+++ Records to process

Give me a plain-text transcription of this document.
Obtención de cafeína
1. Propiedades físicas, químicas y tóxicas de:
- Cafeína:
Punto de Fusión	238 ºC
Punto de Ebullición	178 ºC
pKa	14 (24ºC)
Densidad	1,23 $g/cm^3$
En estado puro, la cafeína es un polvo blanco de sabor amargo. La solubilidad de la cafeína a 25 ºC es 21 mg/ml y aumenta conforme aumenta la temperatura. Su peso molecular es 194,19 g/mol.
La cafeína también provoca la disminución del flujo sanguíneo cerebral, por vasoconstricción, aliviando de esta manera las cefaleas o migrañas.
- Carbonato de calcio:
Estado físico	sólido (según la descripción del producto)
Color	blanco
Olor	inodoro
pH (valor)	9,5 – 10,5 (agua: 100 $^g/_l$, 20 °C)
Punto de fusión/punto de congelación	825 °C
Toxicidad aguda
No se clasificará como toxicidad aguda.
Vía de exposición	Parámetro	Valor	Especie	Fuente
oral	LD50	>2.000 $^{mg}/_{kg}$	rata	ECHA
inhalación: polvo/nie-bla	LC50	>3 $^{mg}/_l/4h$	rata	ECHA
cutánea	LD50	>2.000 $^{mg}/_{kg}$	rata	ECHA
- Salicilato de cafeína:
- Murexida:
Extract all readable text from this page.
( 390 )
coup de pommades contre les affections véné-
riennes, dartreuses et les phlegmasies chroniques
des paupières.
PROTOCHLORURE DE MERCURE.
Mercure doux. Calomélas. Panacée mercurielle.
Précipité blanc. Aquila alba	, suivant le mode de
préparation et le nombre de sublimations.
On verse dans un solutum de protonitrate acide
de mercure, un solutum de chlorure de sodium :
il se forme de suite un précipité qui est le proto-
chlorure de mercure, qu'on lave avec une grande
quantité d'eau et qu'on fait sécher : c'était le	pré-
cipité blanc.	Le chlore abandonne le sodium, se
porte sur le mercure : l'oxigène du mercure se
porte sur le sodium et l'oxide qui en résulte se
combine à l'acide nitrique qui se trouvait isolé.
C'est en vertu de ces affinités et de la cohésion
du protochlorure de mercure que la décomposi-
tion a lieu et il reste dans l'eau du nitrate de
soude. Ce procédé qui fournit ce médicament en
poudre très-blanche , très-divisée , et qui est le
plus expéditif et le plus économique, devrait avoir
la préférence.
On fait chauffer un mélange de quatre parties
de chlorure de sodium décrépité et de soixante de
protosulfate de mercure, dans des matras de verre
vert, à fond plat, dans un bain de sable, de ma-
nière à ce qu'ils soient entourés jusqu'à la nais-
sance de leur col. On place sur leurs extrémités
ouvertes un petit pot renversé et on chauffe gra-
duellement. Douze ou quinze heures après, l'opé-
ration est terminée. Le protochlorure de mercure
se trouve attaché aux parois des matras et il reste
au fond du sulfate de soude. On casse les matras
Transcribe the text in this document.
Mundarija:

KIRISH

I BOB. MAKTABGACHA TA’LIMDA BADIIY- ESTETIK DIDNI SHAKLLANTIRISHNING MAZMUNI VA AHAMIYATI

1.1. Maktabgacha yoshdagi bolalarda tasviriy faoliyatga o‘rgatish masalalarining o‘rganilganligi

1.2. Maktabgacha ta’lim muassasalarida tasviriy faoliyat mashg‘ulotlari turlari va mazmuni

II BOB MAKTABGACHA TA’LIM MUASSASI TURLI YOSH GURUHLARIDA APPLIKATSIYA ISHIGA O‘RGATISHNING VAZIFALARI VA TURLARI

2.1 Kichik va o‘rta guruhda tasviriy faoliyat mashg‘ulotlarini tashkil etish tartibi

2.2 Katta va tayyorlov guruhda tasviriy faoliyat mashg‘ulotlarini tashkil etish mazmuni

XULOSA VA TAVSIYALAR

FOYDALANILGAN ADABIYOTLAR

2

++++++

» **Directive**:
Output all of the material, please, exactly as it stands.

» **Written answer**:
Give me a plain-text transcription of this document.
Obtención de cafeína
1. Propiedades físicas, químicas y tóxicas de:
- Cafeína:
Punto de Fusión	238 ºC
Punto de Ebullición	178 ºC
pKa	14 (24ºC)
Densidad	1,23 $g/cm^3$
En estado puro, la cafeína es un polvo blanco de sabor amargo. La solubilidad de la cafeína a 25 ºC es 21 mg/ml y aumenta conforme aumenta la temperatura. Su peso molecular es 194,19 g/mol.
La cafeína también provoca la disminución del flujo sanguíneo cerebral, por vasoconstricción, aliviando de esta manera las cefaleas o migrañas.
- Carbonato de calcio:
Estado físico	sólido (según la descripción del producto)
Color	blanco
Olor	inodoro
pH (valor)	9,5 – 10,5 (agua: 100 $^g/_l$, 20 °C)
Punto de fusión/punto de congelación	825 °C
Toxicidad aguda
No se clasificará como toxicidad aguda.
Vía de exposición	Parámetro	Valor	Especie	Fuente
oral	LD50	>2.000 $^{mg}/_{kg}$	rata	ECHA
inhalación: polvo/nie-bla	LC50	>3 $^{mg}/_l/4h$	rata	ECHA
cutánea	LD50	>2.000 $^{mg}/_{kg}$	rata	ECHA
- Salicilato de cafeína:
- Murexida:
Extract all readable text from this page.
( 390 )
coup de pommades contre les affections véné-
riennes, dartreuses et les phlegmasies chroniques
des paupières.
PROTOCHLORURE DE MERCURE.
Mercure doux. Calomélas. Panacée mercurielle.
Précipité blanc. Aquila alba	, suivant le mode de
préparation et le nombre de sublimations.
On verse dans un solutum de protonitrate acide
de mercure, un solutum de chlorure de sodium :
il se forme de suite un précipité qui est le proto-
chlorure de mercure, qu'on lave avec une grande
quantité d'eau et qu'on fait sécher : c'était le	pré-
cipité blanc.	Le chlore abandonne le sodium, se
porte sur le mercure : l'oxigène du mercure se
porte sur le sodium et l'oxide qui en résulte se
combine à l'acide nitrique qui se trouvait isolé.
C'est en vertu de ces affinités et de la cohésion
du protochlorure de mercure que la décomposi-
tion a lieu et il reste dans l'eau du nitrate de
soude. Ce procédé qui fournit ce médicament en
poudre très-blanche , très-divisée , et qui est le
plus expéditif et le plus économique, devrait avoir
la préférence.
On fait chauffer un mélange de quatre parties
de chlorure de sodium décrépité et de soixante de
protosulfate de mercure, dans des matras de verre
vert, à fond plat, dans un bain de sable, de ma-
nière à ce qu'ils soient entourés jusqu'à la nais-
sance de leur col. On place sur leurs extrémités
ouvertes un petit pot renversé et on chauffe gra-
duellement. Douze ou quinze heures après, l'opé-
ration est terminée. Le protochlorure de mercure
se trouve attaché aux parois des matras et il reste
au fond du sulfate de soude. On casse les matras
Transcribe the text in this document.
Mundarija:

KIRISH

I BOB. MAKTABGACHA TA’LIMDA BADIIY- ESTETIK DIDNI SHAKLLANTIRISHNING MAZMUNI VA AHAMIYATI

1.1. Maktabgacha yoshdagi bolalarda tasviriy faoliyatga o‘rgatish masalalarining o‘rganilganligi

1.2. Maktabgacha ta’lim muassasalarida tasviriy faoliyat mashg‘ulotlari turlari va mazmuni

II BOB MAKTABGACHA TA’LIM MUASSASI TURLI YOSH GURUHLARIDA APPLIKATSIYA ISHIGA O‘RGATISHNING VAZIFALARI VA TURLARI

2.1 Kichik va o‘rta guruhda tasviriy faoliyat mashg‘ulotlarini tashkil etish tartibi

2.2 Katta va tayyorlov guruhda tasviriy faoliyat mashg‘ulotlarini tashkil etish mazmuni

XULOSA VA TAVSIYALAR

FOYDALANILGAN ADABIYOTLAR

2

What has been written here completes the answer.